Task to complete: Where does the string "label" appear? Copy every line of the entries below that holds it.
##### Record list
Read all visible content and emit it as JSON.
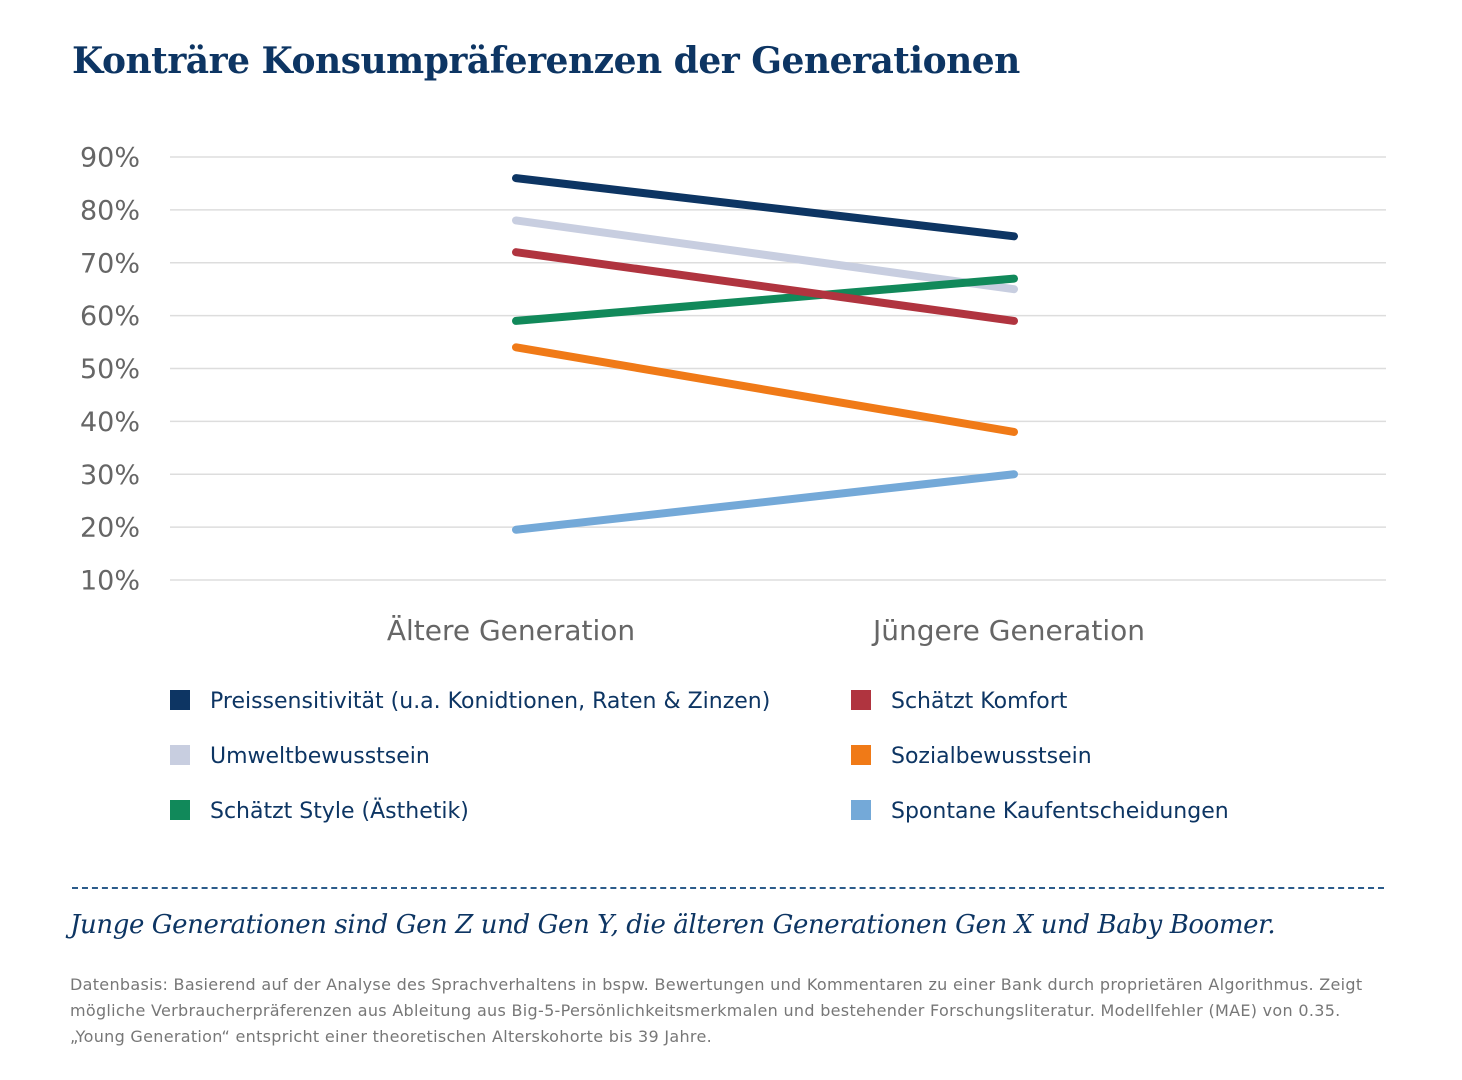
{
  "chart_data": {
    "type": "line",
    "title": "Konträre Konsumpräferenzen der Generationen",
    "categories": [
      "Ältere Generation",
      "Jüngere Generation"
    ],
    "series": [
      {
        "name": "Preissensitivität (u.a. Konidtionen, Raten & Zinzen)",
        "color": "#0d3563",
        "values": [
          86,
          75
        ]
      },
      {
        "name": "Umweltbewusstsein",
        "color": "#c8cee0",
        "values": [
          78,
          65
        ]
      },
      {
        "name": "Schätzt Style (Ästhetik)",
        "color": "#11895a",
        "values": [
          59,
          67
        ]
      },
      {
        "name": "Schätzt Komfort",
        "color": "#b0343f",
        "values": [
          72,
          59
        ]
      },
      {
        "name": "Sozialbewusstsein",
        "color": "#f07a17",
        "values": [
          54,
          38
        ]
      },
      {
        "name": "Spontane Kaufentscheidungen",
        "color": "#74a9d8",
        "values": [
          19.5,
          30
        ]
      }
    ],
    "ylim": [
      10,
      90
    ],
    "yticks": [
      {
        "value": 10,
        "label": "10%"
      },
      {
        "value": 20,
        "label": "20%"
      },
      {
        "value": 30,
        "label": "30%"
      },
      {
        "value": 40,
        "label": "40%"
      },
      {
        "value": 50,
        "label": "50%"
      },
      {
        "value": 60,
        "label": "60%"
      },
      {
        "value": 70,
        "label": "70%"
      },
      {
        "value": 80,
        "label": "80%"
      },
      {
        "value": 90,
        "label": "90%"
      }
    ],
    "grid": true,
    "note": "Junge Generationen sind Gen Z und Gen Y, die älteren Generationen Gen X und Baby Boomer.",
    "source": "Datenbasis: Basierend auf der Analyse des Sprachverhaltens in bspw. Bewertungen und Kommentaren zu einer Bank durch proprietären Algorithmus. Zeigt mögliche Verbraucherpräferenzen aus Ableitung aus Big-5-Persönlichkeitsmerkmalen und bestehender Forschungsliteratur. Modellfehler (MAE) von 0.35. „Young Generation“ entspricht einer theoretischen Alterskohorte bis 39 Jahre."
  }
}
##########
Task output:
        "label": "10%"
        "label": "20%"
        "label": "30%"
        "label": "40%"
        "label": "50%"
        "label": "60%"
        "label": "70%"
        "label": "80%"
        "label": "90%"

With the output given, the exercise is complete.